§ **OBJECTIVE 1**
Turn part of the records into a Markdown table with the columns Row and Line, numbering each line and leaving out blank lines and the picture. Start at the line in the records containing "List UI elements" and stop after the one containing "dimension line 12 bbox=[154, 41, 156, 88]".

§ **TEXT PROVIDED**
-------

One important question here is **False negatives vs False positives**? Is it worse to falsely suggest that something is fake, or is it worse to falsely suggest that something is genuine? Probably in this system a human might be paid to read those suspicious reviews. It would be good to catch all the fake reviews, plus some genuine ones, because this is just like filtering the huge number of reviews to make a human's job easier. In this case it is better to reduce false negatives. If humans are not reviewing the system, then this would be a different situation, it would probably be better to reduce false positives.

### Recall
Of all the fake reviews, what percentage were identified as fake? This is not subject to the imbalanced
classification problem. We aim to maximise it as an indication of how well we are really identifying our fake reviews. 

We cannot focus solely on recall, because we could identify all reviews as fake and achieve 100% recall. Precision must be included in the consideration.

### Precision
Of all the reviews identified as fake, what percentage are actually fake? If we classify all reviews as fake, then our precision will be low. If we classify all reviews as genuine, then we wont have any precision either.

In our case it might be more important to have a high recall, if we don't want to miss any fake reviews. Otherwise if we want to be as accurate as possible we can balance recall and precision.

### F1 Score
This is a harmonic mean of precision and recall. Because of this it punishes extreme values such as a recall of or a precision of 0.0

This also acts as a single number metric representing precision and recall.

-------

§ **RAW RECORDS**
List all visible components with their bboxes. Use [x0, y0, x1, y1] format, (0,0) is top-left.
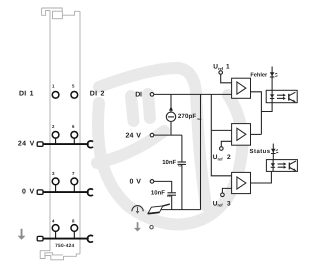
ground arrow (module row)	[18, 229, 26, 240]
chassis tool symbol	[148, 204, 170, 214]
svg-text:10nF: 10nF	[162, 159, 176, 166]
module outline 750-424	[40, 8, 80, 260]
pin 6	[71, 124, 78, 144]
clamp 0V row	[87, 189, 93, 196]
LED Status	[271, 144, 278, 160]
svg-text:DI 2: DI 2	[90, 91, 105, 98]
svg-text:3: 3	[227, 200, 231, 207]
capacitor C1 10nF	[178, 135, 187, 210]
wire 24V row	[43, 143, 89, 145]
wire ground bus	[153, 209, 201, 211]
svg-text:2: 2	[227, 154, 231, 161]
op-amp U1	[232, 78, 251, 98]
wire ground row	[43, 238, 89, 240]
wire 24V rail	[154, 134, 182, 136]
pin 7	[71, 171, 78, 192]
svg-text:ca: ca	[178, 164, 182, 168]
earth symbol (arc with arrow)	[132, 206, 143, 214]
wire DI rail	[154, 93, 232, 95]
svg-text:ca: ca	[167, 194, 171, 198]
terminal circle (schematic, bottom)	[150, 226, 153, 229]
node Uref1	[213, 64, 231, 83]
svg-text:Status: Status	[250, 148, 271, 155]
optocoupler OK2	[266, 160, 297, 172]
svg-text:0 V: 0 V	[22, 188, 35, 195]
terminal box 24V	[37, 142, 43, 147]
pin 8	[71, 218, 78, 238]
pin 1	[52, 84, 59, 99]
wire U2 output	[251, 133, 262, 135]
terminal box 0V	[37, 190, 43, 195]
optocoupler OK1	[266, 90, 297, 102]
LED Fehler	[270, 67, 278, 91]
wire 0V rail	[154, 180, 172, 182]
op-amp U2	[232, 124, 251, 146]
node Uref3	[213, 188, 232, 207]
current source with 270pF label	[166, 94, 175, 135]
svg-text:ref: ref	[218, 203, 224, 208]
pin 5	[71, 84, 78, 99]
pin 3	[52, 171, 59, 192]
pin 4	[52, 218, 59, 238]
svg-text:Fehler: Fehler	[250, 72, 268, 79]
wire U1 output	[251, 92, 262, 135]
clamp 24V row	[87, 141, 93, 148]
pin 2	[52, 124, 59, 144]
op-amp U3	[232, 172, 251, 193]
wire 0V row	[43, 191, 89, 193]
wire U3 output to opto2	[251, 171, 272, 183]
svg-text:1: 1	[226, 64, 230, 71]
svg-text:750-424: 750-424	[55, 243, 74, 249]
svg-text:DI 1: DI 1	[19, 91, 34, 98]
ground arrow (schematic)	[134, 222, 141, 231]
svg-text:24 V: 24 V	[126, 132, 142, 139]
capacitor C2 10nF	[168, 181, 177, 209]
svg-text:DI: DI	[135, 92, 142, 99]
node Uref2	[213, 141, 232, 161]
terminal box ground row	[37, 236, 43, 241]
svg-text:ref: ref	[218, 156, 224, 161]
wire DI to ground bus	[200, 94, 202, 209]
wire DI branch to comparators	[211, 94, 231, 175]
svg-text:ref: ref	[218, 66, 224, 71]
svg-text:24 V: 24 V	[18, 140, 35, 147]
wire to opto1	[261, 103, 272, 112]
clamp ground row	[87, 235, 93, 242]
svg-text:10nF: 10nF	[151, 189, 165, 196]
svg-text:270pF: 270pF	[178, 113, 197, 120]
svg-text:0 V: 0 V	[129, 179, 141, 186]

-------

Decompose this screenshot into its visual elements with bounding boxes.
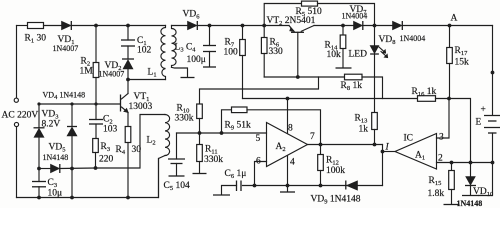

-------

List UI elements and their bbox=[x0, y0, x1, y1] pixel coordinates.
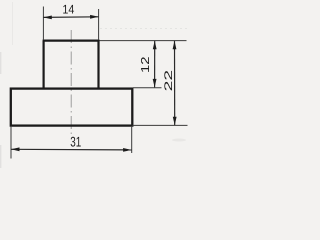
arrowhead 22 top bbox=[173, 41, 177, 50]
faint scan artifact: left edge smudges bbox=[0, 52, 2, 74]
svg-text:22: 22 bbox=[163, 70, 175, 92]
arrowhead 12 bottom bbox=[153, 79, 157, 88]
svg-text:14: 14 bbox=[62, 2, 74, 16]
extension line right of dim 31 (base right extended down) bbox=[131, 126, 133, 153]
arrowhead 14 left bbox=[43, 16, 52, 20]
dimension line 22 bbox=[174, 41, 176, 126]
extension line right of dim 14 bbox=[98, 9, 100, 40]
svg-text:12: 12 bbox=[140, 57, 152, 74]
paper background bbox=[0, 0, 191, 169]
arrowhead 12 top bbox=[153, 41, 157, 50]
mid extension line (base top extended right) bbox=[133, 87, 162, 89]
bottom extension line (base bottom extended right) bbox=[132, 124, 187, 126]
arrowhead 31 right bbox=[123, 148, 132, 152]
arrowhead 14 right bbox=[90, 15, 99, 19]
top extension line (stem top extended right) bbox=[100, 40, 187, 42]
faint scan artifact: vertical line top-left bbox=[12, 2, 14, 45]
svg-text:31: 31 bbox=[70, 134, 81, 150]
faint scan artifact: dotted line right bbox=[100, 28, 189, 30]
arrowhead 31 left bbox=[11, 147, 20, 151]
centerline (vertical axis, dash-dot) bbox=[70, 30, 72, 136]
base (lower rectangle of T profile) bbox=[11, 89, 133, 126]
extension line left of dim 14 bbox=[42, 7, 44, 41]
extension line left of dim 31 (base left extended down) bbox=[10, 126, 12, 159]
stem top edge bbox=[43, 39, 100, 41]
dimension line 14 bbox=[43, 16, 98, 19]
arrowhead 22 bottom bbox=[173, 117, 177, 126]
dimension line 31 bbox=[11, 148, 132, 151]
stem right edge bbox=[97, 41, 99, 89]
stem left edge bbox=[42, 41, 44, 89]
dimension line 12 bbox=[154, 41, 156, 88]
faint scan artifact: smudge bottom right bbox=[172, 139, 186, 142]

-------

§ **OBJECTIVE 2**
Pick up the text on measuring a fake review detector right after its final sentence and keep writing.

§ **WRITTEN RESPONSE 1**
| Row | Line |
|---|---|
| 1 | List UI elements and their bbox=[x0, y0, x1, y1] pixel coordinates. |
| 2 | arrowhead 22 top bbox=[173, 41, 177, 50] |
| 3 | faint scan artifact: left edge smudges bbox=[0, 52, 2, 74] |
| 4 | svg-text:22: 22 bbox=[163, 70, 175, 92] |
| 5 | arrowhead 12 bottom bbox=[153, 79, 157, 88] |
| 6 | svg-text:14: 14 bbox=[62, 2, 74, 16] |
| 7 | extension line right of dim 31 (base right extended down) bbox=[131, 126, 133, 153] |
| 8 | arrowhead 14 left bbox=[43, 16, 52, 20] |
| 9 | dimension line 22 bbox=[174, 41, 176, 126] |
| 10 | extension line right of dim 14 bbox=[98, 9, 100, 40] |
| 11 | svg-text:12: 12 bbox=[140, 57, 152, 74] |
| 12 | paper background bbox=[0, 0, 191, 169] |
| 13 | arrowhead 12 top bbox=[153, 41, 157, 50] |
| 14 | mid extension line (base top extended right) bbox=[133, 87, 162, 89] |
| 15 | bottom extension line (base bottom extended right) bbox=[132, 124, 187, 126] |
| 16 | arrowhead 31 right bbox=[123, 148, 132, 152] |
| 17 | arrowhead 14 right bbox=[90, 15, 99, 19] |
| 18 | top extension line (stem top extended right) bbox=[100, 40, 187, 42] |
| 19 | faint scan artifact: vertical line top-left bbox=[12, 2, 14, 45] |
| 20 | svg-text:31: 31 bbox=[70, 134, 81, 150] |
| 21 | faint scan artifact: dotted line right bbox=[100, 28, 189, 30] |
| 22 | arrowhead 31 left bbox=[11, 147, 20, 151] |
| 23 | centerline (vertical axis, dash-dot) bbox=[70, 30, 72, 136] |
| 24 | base (lower rectangle of T profile) bbox=[11, 89, 133, 126] |
| 25 | extension line left of dim 14 bbox=[42, 7, 44, 41] |
| 26 | extension line left of dim 31 (base left extended down) bbox=[10, 126, 12, 159] |
| 27 | stem top edge bbox=[43, 39, 100, 41] |
| 28 | dimension line 14 bbox=[43, 16, 98, 19] |
| 29 | arrowhead 22 bottom bbox=[173, 117, 177, 126] |
| 30 | dimension line 31 bbox=[11, 148, 132, 151] |
| 31 | stem right edge bbox=[97, 41, 99, 89] |
| 32 | stem left edge bbox=[42, 41, 44, 89] |
| 33 | dimension line 12 bbox=[154, 41, 156, 88] |

§ **WRITTEN RESPONSE 2**
### Area Under Curve (AUC) 
This gives us a measure of discrimination, how well we correctly classify both classes. This does not use a 'Yes' or 'No' which can make it more interesting than accuracy.

At different classification thresholds, how well do we predict fake reviews as 'more fake' than genuine reviews. We plot the true positive rate against the false positive rate to get a graph. Changing the threshold allows us to create a graph because at low thresholds we will have more fake reviews, increasing the true positives rate. Decreasing the treshold means we will have less genuine reviews, decreasing the true negative rate, which therefore increases the false positive rate.

An AUC of 0.8 means the chance of the model distinguishing positive and negative classes is 80%.

### Mean Squared Error
The average of the square difference between the original values and the predicted values. Adds focus to large errors, and is easier to compute than mean absolute error.

The closer the mean squared error is to zero the better. It incorporates the variance and the bias of the estimator

### Logarithmic loss
This takes into account the uncertainty of a prediction, taking into account how far away from the actual label the prediction is. As the probability approaches correct the log loss reduces only very little. As the probability approaches incorrect the log loss increases rapidly. This means that confident incorrect values are highly penalized.

We aim to minimize log loss.

### Cohen's Kappa
A reliability metric used when there is more than one classifier. Computes an agreement percentage of the used classifiers. It is out of scope at this stage.

SVM with a linear kernel is actually supposed to be well suited to text classification. We might however see better results if we preprocess our text to lemmatize and remove stopwords. Since bag of words is our main feature here, this should hopefully be influential. In this case we are removing all of the stopwords, which may be a bad idea. We can't know for sure unless we experiment.

In [None]:
from exp2_feature_extraction import find_words, preprocess_words
def preprocess(review_content): # Not adding bigrams yet
  return " ".join(preprocess_words(find_words(review_content), bigrams=False))

In [None]:
review_content = all_reviews[0].review_content
print(review_content)
preprocess(review_content)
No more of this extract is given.